**EXERCISE DIRECTIONS:**
Exactly as they appear, output all of the entries.

-- START RECORDS SUPPLIED --

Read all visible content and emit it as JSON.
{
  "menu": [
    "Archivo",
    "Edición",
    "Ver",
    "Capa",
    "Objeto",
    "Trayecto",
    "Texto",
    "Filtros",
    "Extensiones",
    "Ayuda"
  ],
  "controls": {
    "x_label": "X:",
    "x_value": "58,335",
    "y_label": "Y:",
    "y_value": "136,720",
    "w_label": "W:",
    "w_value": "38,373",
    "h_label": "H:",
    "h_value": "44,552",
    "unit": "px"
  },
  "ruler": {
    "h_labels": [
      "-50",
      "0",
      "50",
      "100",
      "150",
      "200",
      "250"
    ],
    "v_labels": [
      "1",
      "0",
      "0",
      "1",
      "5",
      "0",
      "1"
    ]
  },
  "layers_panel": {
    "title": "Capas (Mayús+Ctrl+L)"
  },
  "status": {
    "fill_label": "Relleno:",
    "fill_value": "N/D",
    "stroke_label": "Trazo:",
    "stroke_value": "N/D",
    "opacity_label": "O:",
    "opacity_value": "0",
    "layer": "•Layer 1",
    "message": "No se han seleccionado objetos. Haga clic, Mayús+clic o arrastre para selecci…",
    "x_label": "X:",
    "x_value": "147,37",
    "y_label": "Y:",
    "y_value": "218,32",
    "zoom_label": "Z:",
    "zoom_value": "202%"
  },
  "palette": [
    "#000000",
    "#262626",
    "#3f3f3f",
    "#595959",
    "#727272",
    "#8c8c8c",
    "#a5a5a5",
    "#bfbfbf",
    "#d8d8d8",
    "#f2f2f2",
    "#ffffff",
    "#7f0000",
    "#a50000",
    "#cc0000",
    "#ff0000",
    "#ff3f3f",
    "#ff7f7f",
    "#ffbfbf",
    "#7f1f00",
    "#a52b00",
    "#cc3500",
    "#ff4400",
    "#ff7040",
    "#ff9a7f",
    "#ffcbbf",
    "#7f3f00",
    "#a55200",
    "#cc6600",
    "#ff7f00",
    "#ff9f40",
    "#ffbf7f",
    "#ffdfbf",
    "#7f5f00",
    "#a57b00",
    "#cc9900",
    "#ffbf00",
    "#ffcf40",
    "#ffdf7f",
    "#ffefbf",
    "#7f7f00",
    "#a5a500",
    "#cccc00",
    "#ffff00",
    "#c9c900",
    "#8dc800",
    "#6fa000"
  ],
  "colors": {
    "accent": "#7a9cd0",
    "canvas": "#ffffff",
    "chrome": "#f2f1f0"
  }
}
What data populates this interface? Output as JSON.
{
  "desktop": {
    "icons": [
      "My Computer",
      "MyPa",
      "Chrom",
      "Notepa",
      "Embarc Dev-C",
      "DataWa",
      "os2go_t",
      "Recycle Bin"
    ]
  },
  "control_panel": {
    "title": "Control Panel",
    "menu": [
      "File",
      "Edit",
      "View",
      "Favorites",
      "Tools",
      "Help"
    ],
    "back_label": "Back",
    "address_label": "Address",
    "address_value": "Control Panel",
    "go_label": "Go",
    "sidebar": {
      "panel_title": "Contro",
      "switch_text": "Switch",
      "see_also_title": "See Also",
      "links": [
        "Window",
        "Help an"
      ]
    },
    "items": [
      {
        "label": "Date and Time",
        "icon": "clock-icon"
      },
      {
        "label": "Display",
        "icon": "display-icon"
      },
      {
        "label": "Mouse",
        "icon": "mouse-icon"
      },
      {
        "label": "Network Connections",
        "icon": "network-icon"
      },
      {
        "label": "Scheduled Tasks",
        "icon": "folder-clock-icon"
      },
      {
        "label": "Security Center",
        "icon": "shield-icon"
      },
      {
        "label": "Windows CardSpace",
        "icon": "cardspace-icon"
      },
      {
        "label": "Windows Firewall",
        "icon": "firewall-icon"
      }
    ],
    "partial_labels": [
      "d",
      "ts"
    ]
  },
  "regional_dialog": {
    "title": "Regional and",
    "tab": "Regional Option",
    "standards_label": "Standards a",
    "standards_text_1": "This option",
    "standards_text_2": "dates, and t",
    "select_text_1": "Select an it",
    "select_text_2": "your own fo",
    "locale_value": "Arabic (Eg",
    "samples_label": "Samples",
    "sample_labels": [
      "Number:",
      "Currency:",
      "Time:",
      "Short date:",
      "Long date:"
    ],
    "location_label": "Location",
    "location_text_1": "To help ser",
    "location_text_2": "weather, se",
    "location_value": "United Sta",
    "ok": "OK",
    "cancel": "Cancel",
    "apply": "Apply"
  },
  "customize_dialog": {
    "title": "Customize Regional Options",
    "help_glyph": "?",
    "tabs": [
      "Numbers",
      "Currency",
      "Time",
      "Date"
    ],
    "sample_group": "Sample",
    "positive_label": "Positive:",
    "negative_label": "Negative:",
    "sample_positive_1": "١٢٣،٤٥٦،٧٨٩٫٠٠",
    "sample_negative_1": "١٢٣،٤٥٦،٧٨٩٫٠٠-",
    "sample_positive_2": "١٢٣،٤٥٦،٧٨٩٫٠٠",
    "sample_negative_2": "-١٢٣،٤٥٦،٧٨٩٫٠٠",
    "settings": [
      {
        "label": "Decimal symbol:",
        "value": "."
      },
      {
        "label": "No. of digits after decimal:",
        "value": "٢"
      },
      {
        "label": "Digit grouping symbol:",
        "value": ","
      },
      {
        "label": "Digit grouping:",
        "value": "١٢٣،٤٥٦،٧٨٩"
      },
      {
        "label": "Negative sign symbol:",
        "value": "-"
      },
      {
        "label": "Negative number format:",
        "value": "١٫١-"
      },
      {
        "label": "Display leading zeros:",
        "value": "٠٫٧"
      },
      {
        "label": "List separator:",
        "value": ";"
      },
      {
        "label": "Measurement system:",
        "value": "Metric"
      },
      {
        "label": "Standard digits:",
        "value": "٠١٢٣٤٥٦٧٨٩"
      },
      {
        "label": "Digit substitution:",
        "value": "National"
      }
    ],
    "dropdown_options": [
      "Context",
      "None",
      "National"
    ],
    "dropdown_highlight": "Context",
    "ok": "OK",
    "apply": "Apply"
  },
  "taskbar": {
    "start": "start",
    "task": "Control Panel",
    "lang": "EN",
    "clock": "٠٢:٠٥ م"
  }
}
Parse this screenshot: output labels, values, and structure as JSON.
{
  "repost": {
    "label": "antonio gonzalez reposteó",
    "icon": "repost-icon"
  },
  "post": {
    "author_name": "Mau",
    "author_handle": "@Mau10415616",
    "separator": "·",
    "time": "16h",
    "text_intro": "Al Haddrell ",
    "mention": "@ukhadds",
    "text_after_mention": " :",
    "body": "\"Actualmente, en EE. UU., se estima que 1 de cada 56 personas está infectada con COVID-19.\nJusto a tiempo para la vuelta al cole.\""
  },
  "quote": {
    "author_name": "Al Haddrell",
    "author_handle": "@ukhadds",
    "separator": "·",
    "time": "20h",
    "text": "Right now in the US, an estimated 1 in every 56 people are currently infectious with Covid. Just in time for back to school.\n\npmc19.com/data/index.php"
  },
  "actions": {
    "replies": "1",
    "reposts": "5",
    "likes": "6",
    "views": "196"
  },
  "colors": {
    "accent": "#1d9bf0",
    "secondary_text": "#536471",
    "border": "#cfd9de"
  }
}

-- END RECORDS SUPPLIED --

**ANSWER FOR THIS EXERCISE:**
Read all visible content and emit it as JSON.
{
  "menu": [
    "Archivo",
    "Edición",
    "Ver",
    "Capa",
    "Objeto",
    "Trayecto",
    "Texto",
    "Filtros",
    "Extensiones",
    "Ayuda"
  ],
  "controls": {
    "x_label": "X:",
    "x_value": "58,335",
    "y_label": "Y:",
    "y_value": "136,720",
    "w_label": "W:",
    "w_value": "38,373",
    "h_label": "H:",
    "h_value": "44,552",
    "unit": "px"
  },
  "ruler": {
    "h_labels": [
      "-50",
      "0",
      "50",
      "100",
      "150",
      "200",
      "250"
    ],
    "v_labels": [
      "1",
      "0",
      "0",
      "1",
      "5",
      "0",
      "1"
    ]
  },
  "layers_panel": {
    "title": "Capas (Mayús+Ctrl+L)"
  },
  "status": {
    "fill_label": "Relleno:",
    "fill_value": "N/D",
    "stroke_label": "Trazo:",
    "stroke_value": "N/D",
    "opacity_label": "O:",
    "opacity_value": "0",
    "layer": "•Layer 1",
    "message": "No se han seleccionado objetos. Haga clic, Mayús+clic o arrastre para selecci…",
    "x_label": "X:",
    "x_value": "147,37",
    "y_label": "Y:",
    "y_value": "218,32",
    "zoom_label": "Z:",
    "zoom_value": "202%"
  },
  "palette": [
    "#000000",
    "#262626",
    "#3f3f3f",
    "#595959",
    "#727272",
    "#8c8c8c",
    "#a5a5a5",
    "#bfbfbf",
    "#d8d8d8",
    "#f2f2f2",
    "#ffffff",
    "#7f0000",
    "#a50000",
    "#cc0000",
    "#ff0000",
    "#ff3f3f",
    "#ff7f7f",
    "#ffbfbf",
    "#7f1f00",
    "#a52b00",
    "#cc3500",
    "#ff4400",
    "#ff7040",
    "#ff9a7f",
    "#ffcbbf",
    "#7f3f00",
    "#a55200",
    "#cc6600",
    "#ff7f00",
    "#ff9f40",
    "#ffbf7f",
    "#ffdfbf",
    "#7f5f00",
    "#a57b00",
    "#cc9900",
    "#ffbf00",
    "#ffcf40",
    "#ffdf7f",
    "#ffefbf",
    "#7f7f00",
    "#a5a500",
    "#cccc00",
    "#ffff00",
    "#c9c900",
    "#8dc800",
    "#6fa000"
  ],
  "colors": {
    "accent": "#7a9cd0",
    "canvas": "#ffffff",
    "chrome": "#f2f1f0"
  }
}
What data populates this interface? Output as JSON.
{
  "desktop": {
    "icons": [
      "My Computer",
      "MyPa",
      "Chrom",
      "Notepa",
      "Embarc Dev-C",
      "DataWa",
      "os2go_t",
      "Recycle Bin"
    ]
  },
  "control_panel": {
    "title": "Control Panel",
    "menu": [
      "File",
      "Edit",
      "View",
      "Favorites",
      "Tools",
      "Help"
    ],
    "back_label": "Back",
    "address_label": "Address",
    "address_value": "Control Panel",
    "go_label": "Go",
    "sidebar": {
      "panel_title": "Contro",
      "switch_text": "Switch",
      "see_also_title": "See Also",
      "links": [
        "Window",
        "Help an"
      ]
    },
    "items": [
      {
        "label": "Date and Time",
        "icon": "clock-icon"
      },
      {
        "label": "Display",
        "icon": "display-icon"
      },
      {
        "label": "Mouse",
        "icon": "mouse-icon"
      },
      {
        "label": "Network Connections",
        "icon": "network-icon"
      },
      {
        "label": "Scheduled Tasks",
        "icon": "folder-clock-icon"
      },
      {
        "label": "Security Center",
        "icon": "shield-icon"
      },
      {
        "label": "Windows CardSpace",
        "icon": "cardspace-icon"
      },
      {
        "label": "Windows Firewall",
        "icon": "firewall-icon"
      }
    ],
    "partial_labels": [
      "d",
      "ts"
    ]
  },
  "regional_dialog": {
    "title": "Regional and",
    "tab": "Regional Option",
    "standards_label": "Standards a",
    "standards_text_1": "This option",
    "standards_text_2": "dates, and t",
    "select_text_1": "Select an it",
    "select_text_2": "your own fo",
    "locale_value": "Arabic (Eg",
    "samples_label": "Samples",
    "sample_labels": [
      "Number:",
      "Currency:",
      "Time:",
      "Short date:",
      "Long date:"
    ],
    "location_label": "Location",
    "location_text_1": "To help ser",
    "location_text_2": "weather, se",
    "location_value": "United Sta",
    "ok": "OK",
    "cancel": "Cancel",
    "apply": "Apply"
  },
  "customize_dialog": {
    "title": "Customize Regional Options",
    "help_glyph": "?",
    "tabs": [
      "Numbers",
      "Currency",
      "Time",
      "Date"
    ],
    "sample_group": "Sample",
    "positive_label": "Positive:",
    "negative_label": "Negative:",
    "sample_positive_1": "١٢٣،٤٥٦،٧٨٩٫٠٠",
    "sample_negative_1": "١٢٣،٤٥٦،٧٨٩٫٠٠-",
    "sample_positive_2": "١٢٣،٤٥٦،٧٨٩٫٠٠",
    "sample_negative_2": "-١٢٣،٤٥٦،٧٨٩٫٠٠",
    "settings": [
      {
        "label": "Decimal symbol:",
        "value": "."
      },
      {
        "label": "No. of digits after decimal:",
        "value": "٢"
      },
      {
        "label": "Digit grouping symbol:",
        "value": ","
      },
      {
        "label": "Digit grouping:",
        "value": "١٢٣،٤٥٦،٧٨٩"
      },
      {
        "label": "Negative sign symbol:",
        "value": "-"
      },
      {
        "label": "Negative number format:",
        "value": "١٫١-"
      },
      {
        "label": "Display leading zeros:",
        "value": "٠٫٧"
      },
      {
        "label": "List separator:",
        "value": ";"
      },
      {
        "label": "Measurement system:",
        "value": "Metric"
      },
      {
        "label": "Standard digits:",
        "value": "٠١٢٣٤٥٦٧٨٩"
      },
      {
        "label": "Digit substitution:",
        "value": "National"
      }
    ],
    "dropdown_options": [
      "Context",
      "None",
      "National"
    ],
    "dropdown_highlight": "Context",
    "ok": "OK",
    "apply": "Apply"
  },
  "taskbar": {
    "start": "start",
    "task": "Control Panel",
    "lang": "EN",
    "clock": "٠٢:٠٥ م"
  }
}
Parse this screenshot: output labels, values, and structure as JSON.
{
  "repost": {
    "label": "antonio gonzalez reposteó",
    "icon": "repost-icon"
  },
  "post": {
    "author_name": "Mau",
    "author_handle": "@Mau10415616",
    "separator": "·",
    "time": "16h",
    "text_intro": "Al Haddrell ",
    "mention": "@ukhadds",
    "text_after_mention": " :",
    "body": "\"Actualmente, en EE. UU., se estima que 1 de cada 56 personas está infectada con COVID-19.\nJusto a tiempo para la vuelta al cole.\""
  },
  "quote": {
    "author_name": "Al Haddrell",
    "author_handle": "@ukhadds",
    "separator": "·",
    "time": "20h",
    "text": "Right now in the US, an estimated 1 in every 56 people are currently infectious with Covid. Just in time for back to school.\n\npmc19.com/data/index.php"
  },
  "actions": {
    "replies": "1",
    "reposts": "5",
    "likes": "6",
    "views": "196"
  },
  "colors": {
    "accent": "#1d9bf0",
    "secondary_text": "#536471",
    "border": "#cfd9de"
  }
}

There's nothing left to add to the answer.